Instruction — Collect from the data below each line with "инфраструктурному".

Listing —
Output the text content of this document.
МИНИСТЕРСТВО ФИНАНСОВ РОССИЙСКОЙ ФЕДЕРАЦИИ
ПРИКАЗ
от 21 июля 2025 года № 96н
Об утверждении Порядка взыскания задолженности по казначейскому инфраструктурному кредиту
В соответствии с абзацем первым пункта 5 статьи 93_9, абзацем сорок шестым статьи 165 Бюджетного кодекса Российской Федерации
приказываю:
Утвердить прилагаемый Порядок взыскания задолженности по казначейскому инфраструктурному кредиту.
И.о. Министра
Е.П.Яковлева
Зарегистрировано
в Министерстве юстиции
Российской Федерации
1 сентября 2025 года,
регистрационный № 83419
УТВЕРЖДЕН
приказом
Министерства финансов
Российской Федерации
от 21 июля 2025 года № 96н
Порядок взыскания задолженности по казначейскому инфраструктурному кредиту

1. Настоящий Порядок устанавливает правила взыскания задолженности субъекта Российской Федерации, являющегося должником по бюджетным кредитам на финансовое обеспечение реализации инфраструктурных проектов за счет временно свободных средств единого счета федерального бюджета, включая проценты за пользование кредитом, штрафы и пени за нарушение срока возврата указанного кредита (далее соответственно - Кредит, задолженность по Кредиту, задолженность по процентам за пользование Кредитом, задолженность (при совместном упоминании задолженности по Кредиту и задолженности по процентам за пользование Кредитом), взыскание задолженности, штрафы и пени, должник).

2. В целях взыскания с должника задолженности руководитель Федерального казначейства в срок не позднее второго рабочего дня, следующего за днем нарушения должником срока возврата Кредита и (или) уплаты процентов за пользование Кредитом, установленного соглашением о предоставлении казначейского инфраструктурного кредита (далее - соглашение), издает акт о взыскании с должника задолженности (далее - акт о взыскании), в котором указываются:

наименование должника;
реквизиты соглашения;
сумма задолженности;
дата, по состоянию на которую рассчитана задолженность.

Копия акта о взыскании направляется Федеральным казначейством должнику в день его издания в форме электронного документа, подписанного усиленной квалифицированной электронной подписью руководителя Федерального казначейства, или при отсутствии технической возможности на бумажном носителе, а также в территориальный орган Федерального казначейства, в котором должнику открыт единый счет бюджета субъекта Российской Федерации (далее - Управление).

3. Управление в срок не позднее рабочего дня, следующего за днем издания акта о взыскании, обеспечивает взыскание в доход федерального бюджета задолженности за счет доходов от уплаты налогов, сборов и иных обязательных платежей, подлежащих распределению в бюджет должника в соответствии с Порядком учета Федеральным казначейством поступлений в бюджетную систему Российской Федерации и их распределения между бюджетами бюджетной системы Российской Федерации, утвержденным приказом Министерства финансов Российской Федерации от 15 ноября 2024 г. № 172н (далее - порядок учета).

Finished task —
Об утверждении Порядка взыскания задолженности по казначейскому инфраструктурному кредиту
Утвердить прилагаемый Порядок взыскания задолженности по казначейскому инфраструктурному кредиту.
Порядок взыскания задолженности по казначейскому инфраструктурному кредиту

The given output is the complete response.